**Instruction**
Go through the listing below and gather every line with the word "bland".

**Data shown**
◇ ◇ ◇ ◇ ◇
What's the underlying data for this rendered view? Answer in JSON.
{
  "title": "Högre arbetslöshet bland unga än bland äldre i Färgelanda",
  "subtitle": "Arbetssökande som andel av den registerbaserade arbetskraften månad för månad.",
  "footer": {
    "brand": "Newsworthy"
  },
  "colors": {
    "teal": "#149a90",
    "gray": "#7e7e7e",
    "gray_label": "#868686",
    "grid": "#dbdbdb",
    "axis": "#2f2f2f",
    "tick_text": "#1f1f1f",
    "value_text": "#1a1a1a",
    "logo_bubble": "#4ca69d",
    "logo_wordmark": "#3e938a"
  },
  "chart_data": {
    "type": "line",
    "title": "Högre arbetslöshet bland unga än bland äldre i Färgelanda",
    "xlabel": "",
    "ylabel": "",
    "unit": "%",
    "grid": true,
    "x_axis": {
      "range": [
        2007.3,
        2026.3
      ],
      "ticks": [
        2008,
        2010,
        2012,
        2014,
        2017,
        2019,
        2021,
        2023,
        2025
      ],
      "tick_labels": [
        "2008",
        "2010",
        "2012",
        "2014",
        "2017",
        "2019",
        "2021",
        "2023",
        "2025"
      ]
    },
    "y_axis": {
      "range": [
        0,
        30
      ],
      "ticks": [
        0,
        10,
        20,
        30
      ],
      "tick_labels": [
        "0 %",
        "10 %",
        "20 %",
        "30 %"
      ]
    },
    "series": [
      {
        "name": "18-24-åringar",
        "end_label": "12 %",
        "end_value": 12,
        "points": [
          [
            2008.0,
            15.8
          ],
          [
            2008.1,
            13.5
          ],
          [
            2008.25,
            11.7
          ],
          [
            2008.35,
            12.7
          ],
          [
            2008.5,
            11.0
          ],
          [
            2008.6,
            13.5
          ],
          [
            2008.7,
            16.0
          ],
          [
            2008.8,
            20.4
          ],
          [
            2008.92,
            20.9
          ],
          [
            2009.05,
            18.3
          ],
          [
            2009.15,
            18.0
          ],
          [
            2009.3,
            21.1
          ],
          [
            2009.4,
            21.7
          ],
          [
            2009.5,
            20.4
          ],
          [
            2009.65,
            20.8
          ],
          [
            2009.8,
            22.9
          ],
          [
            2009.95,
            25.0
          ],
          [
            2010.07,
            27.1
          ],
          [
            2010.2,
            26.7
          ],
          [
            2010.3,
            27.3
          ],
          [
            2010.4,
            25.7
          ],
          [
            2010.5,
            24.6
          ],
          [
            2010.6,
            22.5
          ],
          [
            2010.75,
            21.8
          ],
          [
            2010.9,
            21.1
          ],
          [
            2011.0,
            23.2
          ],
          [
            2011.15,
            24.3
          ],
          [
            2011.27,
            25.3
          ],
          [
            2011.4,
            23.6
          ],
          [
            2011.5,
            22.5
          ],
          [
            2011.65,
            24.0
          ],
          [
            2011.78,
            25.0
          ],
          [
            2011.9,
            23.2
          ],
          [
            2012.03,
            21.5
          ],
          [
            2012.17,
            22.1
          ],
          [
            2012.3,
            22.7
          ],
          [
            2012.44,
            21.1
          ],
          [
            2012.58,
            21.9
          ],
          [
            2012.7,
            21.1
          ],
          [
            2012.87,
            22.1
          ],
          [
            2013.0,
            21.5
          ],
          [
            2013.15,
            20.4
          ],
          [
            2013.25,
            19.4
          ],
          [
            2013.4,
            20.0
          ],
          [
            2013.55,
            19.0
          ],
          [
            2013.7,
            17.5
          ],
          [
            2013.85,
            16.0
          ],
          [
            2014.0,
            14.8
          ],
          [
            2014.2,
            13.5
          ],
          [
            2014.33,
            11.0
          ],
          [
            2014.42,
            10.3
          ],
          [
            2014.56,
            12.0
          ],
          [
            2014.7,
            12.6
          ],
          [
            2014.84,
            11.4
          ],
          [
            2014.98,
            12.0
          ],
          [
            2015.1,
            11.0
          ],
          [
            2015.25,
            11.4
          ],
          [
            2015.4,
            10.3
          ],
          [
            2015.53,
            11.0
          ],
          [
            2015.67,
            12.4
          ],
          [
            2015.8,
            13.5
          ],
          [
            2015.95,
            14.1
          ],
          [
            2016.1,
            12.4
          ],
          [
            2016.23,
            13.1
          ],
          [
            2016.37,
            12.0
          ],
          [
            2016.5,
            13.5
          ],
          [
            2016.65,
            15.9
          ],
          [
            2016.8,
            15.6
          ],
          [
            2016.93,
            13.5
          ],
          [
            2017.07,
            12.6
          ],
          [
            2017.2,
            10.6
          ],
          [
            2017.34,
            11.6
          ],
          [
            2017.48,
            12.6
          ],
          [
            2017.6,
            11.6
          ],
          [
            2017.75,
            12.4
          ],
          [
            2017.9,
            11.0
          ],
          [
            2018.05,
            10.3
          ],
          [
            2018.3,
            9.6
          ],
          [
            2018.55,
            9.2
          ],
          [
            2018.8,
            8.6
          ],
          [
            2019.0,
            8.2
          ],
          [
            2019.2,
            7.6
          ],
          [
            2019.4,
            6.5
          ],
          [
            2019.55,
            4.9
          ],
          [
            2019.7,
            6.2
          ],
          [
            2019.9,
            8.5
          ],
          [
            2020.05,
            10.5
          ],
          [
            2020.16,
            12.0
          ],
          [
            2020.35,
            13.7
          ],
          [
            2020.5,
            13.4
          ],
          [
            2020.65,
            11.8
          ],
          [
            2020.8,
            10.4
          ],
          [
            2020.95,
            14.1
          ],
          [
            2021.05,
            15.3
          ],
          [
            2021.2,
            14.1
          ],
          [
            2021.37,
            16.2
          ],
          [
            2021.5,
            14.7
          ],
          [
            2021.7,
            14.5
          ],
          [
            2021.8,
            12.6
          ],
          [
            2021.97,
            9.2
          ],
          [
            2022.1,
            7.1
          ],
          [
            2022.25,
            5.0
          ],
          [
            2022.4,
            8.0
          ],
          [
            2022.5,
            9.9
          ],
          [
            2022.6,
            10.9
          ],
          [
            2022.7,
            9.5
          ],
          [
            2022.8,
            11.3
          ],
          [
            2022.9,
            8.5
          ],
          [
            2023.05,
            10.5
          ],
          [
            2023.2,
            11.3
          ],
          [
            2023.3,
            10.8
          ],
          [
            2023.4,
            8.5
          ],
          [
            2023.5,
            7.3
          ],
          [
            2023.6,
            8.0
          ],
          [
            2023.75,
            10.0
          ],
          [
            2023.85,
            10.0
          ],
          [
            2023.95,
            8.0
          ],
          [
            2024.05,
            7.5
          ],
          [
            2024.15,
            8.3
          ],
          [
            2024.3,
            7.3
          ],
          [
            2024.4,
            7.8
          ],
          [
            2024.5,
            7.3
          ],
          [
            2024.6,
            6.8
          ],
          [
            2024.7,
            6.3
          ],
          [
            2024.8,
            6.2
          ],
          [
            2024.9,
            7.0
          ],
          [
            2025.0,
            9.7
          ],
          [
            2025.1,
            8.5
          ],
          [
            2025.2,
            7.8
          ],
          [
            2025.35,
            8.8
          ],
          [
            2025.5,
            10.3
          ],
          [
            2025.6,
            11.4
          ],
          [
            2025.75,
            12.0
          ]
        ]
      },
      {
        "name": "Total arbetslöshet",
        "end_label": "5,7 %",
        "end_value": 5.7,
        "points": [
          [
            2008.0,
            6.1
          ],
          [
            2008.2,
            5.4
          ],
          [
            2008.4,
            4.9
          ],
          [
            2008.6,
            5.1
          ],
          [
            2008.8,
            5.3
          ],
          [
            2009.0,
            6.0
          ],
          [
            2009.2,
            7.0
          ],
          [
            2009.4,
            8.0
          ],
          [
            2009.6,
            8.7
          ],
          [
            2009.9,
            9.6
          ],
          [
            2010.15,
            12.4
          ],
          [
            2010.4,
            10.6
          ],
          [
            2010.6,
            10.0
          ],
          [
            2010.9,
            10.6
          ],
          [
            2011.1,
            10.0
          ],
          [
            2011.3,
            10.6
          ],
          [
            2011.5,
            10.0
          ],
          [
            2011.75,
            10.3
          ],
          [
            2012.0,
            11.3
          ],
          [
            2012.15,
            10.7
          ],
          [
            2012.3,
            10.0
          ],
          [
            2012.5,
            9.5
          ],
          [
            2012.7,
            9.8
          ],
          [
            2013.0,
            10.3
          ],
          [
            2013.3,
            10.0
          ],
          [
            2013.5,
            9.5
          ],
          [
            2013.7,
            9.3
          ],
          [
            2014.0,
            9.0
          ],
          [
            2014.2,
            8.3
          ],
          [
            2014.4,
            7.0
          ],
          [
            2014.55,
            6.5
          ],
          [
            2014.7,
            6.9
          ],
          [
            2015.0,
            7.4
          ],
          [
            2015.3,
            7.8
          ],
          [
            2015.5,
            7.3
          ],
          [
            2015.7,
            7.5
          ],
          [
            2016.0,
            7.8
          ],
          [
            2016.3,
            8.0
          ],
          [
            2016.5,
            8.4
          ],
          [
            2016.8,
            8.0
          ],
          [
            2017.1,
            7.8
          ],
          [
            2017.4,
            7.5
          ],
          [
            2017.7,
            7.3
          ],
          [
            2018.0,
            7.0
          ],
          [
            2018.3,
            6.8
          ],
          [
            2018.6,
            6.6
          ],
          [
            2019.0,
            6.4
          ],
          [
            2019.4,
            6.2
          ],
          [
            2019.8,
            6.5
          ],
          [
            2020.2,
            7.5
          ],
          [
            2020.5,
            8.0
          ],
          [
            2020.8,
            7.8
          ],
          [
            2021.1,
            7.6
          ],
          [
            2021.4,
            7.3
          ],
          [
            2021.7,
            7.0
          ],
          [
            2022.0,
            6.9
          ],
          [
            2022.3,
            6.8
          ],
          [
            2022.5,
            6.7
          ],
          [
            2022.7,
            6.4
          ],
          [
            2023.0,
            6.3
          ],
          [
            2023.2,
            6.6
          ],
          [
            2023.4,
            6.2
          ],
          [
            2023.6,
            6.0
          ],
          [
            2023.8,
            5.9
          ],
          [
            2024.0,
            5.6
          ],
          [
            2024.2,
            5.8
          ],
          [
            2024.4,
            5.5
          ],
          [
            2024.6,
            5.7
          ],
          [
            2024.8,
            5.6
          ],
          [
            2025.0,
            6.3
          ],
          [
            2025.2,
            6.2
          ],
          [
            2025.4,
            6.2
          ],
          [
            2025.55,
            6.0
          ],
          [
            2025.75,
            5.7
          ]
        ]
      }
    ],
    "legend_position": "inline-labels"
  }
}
◇ ◇ ◇ ◇ ◇
**Finished answer**
  "title": "Högre arbetslöshet bland unga än bland äldre i Färgelanda",
    "title": "Högre arbetslöshet bland unga än bland äldre i Färgelanda",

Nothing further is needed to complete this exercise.